PROMPT A: Decide whether each statement agrees with the column on the Northern Territory Senate preselection: (i) Price ran for the CLP in Lingiari in 2019; (ii) Sam McMahon is a vet from Alice Springs; (iii) Lingiari has been held by Labor for 34 years. For each, answer yes or no and quote the deciding words of the column.

Politics should be the domain of the hungry.

Later this month a crucial preselection contest will be fought in the Northern Territory, where the two senate spots, understandably, have been split consistently over the past 50 years: one Labor, and one Country Liberal Party. The sitting Coalition senator, Sam McMahon, who only took the spot in 2019 when Nigel Scullion retired, has internal challengers.

One of them, Jacinta Price, is someone I have come to know well (declaration: I count her as a friend) as she has become prominent in Territory and national political debates over the past half a dozen years or so. Price ran for the CLP in the Labor-held seat of Lingiari in 2019.

Lingiari covers most of the Territory and sitting ALP member Warren Snowdon, who has sat in the House of Representatives for all but two of the past 34 years, saw off Price’s challenge. He will retire at the next election but given the seat has been held by Labor for the 20 years of its existence, it is a tough one for the Coalition to win.

A portrait of Price by Johannes Leak. Picture: Johannes Leak
A portrait of Price by Johannes Leak. Picture: Johannes Leak

No doubt if Scullion had announced his intention to retire earlier, Price would have nominated for his Senate spot rather than Lingiari. Still, she fought the good fight on the ground in 2019 and now has nominated as the most likely alternative to McMahon for a Senate spot that is safe enough to provide the foundation for a significant career.

Price is deputy mayor of Alice Springs and heads the Indigenous research program at the Centre for Independent Studies. She has spoken widely through the media and on public speaking tours, about the need to tackle grassroots problems in Indigenous communities, such as domestic violence, sexual assault and drug abuse, as precursors to addressing other crucial challenges, such as improving education outcomes and employment opportunities.

Where others talk symbolism, Price talks practical outcomes; where others talk from a position of idealism, often from a distance, Price talks about realism. She is someone who has experienced domestic violence herself, and seen too many kin suffer violence, die too early, and fall by the ­wayside.

I am not aware that anyone has any particular gripe against Senator McMahon. She is a vet from Katherine who has worked across a range of jobs in the Territory and knows it well, but in Canberra and the national debate she has not troubled the scorers.

Price, on the other hand, already has shifted the thinking of Coalition MPs in Canberra, forcing them to consider the hard choices in Indigenous affairs. On her national speaking tour she has drawn fire from the ABC, taken them on, and won, after they, astonishingly, unleashed racist attacks on her for daring to air her own ideas about overcoming Aboriginal disadvantage.

SUPPLIED DATA:

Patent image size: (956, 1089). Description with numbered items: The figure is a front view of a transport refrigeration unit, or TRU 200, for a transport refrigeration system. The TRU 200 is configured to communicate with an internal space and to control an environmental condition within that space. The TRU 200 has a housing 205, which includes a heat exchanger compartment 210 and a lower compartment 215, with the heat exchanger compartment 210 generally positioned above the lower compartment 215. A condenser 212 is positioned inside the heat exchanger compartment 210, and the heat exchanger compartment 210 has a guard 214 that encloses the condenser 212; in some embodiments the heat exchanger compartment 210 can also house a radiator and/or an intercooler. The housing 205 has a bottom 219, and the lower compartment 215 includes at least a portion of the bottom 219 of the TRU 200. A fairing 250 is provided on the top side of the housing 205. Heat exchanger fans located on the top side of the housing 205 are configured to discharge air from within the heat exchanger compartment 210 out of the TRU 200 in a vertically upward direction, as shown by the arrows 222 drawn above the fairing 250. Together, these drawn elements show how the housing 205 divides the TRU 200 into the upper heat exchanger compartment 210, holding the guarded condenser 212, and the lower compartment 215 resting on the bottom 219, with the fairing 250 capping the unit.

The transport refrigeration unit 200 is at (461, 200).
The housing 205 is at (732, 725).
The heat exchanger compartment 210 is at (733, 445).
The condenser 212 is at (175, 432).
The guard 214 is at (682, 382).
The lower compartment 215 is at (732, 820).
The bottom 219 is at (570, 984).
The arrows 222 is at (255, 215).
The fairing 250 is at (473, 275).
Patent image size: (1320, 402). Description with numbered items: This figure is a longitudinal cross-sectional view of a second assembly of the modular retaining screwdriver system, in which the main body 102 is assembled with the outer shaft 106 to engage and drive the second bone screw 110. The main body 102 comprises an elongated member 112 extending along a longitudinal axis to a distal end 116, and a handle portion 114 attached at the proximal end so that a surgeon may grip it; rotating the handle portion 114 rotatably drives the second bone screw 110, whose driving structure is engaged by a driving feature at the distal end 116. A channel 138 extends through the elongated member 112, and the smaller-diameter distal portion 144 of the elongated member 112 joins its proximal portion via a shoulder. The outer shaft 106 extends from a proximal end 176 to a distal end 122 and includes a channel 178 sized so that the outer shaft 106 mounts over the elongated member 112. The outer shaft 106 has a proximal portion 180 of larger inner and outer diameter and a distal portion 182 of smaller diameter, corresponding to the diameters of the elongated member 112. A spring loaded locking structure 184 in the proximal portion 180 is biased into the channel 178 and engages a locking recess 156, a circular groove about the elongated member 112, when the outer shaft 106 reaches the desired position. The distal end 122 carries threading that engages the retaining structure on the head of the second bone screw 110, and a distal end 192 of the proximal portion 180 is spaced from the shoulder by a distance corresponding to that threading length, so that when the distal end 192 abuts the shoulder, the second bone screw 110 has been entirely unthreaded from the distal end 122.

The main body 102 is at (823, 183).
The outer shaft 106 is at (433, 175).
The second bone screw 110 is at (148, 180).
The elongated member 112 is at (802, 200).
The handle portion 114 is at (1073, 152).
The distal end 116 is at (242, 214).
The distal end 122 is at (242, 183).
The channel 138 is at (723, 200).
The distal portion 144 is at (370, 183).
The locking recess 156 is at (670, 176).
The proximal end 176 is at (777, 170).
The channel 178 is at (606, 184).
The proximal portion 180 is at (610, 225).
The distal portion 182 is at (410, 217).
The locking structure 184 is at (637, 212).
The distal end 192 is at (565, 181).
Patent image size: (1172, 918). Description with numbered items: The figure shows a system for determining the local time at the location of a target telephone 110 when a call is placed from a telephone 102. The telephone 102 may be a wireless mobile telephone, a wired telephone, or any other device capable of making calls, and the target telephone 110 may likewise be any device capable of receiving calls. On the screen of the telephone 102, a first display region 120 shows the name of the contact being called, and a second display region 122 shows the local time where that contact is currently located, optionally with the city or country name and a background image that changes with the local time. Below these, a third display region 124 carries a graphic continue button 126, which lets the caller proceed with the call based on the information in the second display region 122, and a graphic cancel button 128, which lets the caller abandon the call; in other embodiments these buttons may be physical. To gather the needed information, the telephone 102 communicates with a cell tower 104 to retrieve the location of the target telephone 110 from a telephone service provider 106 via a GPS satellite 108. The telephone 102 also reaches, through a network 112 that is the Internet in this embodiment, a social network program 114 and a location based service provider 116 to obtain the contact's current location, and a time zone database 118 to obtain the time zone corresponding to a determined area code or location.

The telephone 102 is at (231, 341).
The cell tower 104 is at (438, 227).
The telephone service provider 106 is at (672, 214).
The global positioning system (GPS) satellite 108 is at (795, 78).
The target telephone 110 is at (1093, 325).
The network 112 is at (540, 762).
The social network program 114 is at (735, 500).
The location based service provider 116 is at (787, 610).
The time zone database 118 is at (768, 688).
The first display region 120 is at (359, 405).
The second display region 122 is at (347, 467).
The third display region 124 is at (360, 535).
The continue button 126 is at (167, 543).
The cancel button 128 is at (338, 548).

PROMPT B: Reproduce the records word for word, starting at their first line and ending at the line that contains "The fairing 250 is at (473, 275).", with both of those lines included.

TASK SOLUTION A:
(i) Yes: "Price ran for the CLP in the Labor-held seat of Lingiari in 2019."
(ii) No: "She is a vet from Katherine"
(iii) No: "the seat has been held by Labor for the 20 years of its existence"

TASK SOLUTION B:
Patent image size: (956, 1089). Description with numbered items: The figure is a front view of a transport refrigeration unit, or TRU 200, for a transport refrigeration system. The TRU 200 is configured to communicate with an internal space and to control an environmental condition within that space. The TRU 200 has a housing 205, which includes a heat exchanger compartment 210 and a lower compartment 215, with the heat exchanger compartment 210 generally positioned above the lower compartment 215. A condenser 212 is positioned inside the heat exchanger compartment 210, and the heat exchanger compartment 210 has a guard 214 that encloses the condenser 212; in some embodiments the heat exchanger compartment 210 can also house a radiator and/or an intercooler. The housing 205 has a bottom 219, and the lower compartment 215 includes at least a portion of the bottom 219 of the TRU 200. A fairing 250 is provided on the top side of the housing 205. Heat exchanger fans located on the top side of the housing 205 are configured to discharge air from within the heat exchanger compartment 210 out of the TRU 200 in a vertically upward direction, as shown by the arrows 222 drawn above the fairing 250. Together, these drawn elements show how the housing 205 divides the TRU 200 into the upper heat exchanger compartment 210, holding the guarded condenser 212, and the lower compartment 215 resting on the bottom 219, with the fairing 250 capping the unit.

The transport refrigeration unit 200 is at (461, 200).
The housing 205 is at (732, 725).
The heat exchanger compartment 210 is at (733, 445).
The condenser 212 is at (175, 432).
The guard 214 is at (682, 382).
The lower compartment 215 is at (732, 820).
The bottom 219 is at (570, 984).
The arrows 222 is at (255, 215).
The fairing 250 is at (473, 275).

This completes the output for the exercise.